**TASK GOAL**
Within the records below, find each line that holds the string "screenshot", then copy it.

**RECORDS SUPPLIED**
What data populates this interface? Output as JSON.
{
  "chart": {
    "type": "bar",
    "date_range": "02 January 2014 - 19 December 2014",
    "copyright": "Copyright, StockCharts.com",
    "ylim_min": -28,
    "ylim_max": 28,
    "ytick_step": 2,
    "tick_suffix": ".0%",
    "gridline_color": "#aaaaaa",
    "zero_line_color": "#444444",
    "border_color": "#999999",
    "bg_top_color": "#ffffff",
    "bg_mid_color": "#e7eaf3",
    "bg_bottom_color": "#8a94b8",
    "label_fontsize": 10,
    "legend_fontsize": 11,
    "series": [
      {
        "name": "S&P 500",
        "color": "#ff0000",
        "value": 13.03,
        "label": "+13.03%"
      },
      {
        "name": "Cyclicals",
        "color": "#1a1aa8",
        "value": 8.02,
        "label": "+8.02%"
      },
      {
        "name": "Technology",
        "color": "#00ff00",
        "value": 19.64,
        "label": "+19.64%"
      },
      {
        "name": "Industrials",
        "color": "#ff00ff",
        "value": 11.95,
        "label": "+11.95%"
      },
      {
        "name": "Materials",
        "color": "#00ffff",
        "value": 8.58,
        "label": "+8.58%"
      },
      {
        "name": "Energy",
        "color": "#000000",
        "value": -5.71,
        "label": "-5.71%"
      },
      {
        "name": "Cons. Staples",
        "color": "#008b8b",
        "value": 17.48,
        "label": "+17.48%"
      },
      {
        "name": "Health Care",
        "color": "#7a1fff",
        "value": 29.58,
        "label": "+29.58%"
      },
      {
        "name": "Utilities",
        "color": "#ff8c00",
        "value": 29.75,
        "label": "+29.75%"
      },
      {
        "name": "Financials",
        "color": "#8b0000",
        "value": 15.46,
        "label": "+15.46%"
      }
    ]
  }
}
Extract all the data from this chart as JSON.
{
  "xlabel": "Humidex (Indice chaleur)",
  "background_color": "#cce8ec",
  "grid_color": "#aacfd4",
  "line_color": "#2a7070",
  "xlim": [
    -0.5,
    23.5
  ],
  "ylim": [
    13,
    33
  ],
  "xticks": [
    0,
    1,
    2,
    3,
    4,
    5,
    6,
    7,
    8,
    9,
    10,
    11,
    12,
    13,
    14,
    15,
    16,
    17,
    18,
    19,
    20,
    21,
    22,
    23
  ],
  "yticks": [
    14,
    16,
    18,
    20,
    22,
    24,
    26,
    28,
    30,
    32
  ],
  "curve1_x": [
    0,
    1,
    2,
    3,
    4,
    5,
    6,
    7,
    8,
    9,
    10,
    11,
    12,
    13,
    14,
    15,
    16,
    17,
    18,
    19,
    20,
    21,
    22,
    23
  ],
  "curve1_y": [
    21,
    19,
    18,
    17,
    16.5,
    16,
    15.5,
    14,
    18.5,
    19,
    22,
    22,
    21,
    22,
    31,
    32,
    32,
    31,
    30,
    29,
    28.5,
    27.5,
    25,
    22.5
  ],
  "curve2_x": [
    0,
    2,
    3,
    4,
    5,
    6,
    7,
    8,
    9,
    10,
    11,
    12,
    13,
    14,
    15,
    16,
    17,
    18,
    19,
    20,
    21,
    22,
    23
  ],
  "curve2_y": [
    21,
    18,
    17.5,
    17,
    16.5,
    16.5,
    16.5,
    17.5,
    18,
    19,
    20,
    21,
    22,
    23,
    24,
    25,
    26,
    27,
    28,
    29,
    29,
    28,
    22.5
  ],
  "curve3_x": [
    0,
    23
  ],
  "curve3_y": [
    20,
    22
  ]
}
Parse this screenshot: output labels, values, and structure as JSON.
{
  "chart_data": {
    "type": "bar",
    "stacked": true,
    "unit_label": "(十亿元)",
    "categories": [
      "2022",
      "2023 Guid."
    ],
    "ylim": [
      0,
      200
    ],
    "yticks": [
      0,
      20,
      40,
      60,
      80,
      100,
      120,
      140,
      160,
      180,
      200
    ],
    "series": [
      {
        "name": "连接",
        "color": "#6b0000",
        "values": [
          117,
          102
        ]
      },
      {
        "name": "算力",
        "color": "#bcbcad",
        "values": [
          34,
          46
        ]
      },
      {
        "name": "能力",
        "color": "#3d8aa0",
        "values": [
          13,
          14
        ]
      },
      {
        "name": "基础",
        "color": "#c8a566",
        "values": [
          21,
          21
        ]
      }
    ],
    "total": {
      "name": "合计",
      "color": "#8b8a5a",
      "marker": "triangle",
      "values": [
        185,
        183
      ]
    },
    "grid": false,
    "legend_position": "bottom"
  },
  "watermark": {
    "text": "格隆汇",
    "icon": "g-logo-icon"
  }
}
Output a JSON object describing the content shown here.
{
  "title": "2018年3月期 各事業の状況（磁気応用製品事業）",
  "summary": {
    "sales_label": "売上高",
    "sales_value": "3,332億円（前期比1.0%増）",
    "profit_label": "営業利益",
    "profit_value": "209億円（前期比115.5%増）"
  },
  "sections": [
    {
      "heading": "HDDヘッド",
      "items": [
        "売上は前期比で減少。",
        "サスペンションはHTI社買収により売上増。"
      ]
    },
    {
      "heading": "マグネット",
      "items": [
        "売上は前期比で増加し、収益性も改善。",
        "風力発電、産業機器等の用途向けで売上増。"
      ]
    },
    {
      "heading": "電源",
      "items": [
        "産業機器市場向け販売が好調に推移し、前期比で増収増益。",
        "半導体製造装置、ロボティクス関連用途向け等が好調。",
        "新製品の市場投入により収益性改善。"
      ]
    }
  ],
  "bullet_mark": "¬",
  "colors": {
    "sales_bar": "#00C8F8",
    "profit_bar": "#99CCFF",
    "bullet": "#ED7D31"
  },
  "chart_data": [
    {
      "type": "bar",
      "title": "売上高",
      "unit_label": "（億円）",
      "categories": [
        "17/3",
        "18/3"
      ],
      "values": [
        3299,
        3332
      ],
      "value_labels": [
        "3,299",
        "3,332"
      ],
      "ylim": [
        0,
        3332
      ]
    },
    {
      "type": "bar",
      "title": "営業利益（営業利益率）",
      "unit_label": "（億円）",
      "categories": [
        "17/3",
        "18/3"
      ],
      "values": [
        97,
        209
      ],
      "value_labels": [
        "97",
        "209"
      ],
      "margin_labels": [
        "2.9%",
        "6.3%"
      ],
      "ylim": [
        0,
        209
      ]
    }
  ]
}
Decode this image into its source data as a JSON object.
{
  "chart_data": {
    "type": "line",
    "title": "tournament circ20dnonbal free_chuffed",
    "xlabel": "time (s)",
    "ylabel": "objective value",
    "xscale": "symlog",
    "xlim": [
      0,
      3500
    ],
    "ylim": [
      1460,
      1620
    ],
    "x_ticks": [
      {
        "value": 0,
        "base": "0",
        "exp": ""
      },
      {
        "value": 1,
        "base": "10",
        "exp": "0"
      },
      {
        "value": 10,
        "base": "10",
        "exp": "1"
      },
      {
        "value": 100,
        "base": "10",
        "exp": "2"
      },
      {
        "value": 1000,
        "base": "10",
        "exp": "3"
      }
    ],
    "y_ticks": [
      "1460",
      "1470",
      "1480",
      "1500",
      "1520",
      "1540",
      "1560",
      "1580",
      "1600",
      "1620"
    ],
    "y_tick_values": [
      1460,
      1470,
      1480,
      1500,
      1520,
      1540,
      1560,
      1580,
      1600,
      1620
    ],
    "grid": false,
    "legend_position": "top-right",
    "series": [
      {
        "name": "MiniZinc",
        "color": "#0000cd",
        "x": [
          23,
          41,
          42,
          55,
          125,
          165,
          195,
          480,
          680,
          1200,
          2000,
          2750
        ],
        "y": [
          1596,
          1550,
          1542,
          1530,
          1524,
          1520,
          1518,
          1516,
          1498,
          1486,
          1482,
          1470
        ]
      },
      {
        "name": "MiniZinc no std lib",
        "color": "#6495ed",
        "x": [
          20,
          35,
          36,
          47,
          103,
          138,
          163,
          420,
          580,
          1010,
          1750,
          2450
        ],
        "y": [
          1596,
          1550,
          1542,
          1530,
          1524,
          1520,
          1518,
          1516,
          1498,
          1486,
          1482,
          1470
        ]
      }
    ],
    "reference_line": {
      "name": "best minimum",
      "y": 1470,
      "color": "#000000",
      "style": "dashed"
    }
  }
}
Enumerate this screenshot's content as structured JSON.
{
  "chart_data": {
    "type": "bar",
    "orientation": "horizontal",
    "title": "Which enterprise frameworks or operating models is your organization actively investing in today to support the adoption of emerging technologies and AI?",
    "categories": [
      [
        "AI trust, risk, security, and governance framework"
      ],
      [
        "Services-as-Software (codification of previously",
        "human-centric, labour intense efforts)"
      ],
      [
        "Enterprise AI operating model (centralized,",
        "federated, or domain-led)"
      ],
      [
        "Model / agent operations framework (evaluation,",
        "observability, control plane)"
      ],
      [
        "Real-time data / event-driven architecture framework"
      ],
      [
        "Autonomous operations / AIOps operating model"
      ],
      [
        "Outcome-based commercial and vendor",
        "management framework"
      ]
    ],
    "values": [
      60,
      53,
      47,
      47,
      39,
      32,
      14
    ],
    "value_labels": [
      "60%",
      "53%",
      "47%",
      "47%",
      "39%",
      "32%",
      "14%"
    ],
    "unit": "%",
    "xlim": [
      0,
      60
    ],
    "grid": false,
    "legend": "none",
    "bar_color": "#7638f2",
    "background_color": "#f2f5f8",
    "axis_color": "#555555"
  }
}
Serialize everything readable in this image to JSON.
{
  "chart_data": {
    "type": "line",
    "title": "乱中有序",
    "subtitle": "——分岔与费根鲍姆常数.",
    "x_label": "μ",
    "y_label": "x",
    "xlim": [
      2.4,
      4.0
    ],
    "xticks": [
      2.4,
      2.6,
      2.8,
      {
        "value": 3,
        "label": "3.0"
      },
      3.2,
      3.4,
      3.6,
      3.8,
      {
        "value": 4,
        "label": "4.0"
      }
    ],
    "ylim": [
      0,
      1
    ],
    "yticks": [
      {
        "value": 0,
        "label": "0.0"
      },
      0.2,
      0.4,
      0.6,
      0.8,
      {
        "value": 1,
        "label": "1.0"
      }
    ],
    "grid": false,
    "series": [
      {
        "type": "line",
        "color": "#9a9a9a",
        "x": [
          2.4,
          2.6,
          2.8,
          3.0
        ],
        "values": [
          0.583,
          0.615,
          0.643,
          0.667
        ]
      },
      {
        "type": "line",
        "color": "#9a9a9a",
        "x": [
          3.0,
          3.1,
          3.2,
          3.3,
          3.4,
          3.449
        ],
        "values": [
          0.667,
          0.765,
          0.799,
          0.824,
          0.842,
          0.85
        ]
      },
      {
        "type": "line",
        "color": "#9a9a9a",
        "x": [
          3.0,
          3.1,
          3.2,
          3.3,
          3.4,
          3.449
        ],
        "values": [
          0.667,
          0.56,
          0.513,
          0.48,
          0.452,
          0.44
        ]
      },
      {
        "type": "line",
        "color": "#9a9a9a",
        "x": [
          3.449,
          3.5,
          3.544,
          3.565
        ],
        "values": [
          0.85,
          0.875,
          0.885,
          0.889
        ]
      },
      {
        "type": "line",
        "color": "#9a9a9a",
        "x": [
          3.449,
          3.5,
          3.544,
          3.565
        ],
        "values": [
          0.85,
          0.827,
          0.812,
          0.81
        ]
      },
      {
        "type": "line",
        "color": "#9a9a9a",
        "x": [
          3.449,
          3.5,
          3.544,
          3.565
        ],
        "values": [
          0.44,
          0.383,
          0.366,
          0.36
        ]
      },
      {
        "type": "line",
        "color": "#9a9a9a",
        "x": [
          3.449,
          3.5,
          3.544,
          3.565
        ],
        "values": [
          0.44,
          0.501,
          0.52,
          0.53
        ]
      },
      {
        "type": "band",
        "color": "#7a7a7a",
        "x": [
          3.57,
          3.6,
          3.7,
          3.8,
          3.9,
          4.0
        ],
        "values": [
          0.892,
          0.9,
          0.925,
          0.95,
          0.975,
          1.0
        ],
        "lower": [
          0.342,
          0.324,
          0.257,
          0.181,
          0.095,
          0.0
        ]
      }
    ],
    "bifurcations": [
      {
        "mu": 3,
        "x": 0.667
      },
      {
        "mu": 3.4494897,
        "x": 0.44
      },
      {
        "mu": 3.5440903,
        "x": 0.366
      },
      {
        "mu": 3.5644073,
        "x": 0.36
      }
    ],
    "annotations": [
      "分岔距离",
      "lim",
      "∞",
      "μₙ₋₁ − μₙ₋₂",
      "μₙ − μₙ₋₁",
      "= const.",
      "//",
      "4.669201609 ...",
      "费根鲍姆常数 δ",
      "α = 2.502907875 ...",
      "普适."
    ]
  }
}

**WRITTEN RESPONSE**
Parse this screenshot: output labels, values, and structure as JSON.
Enumerate this screenshot's content as structured JSON.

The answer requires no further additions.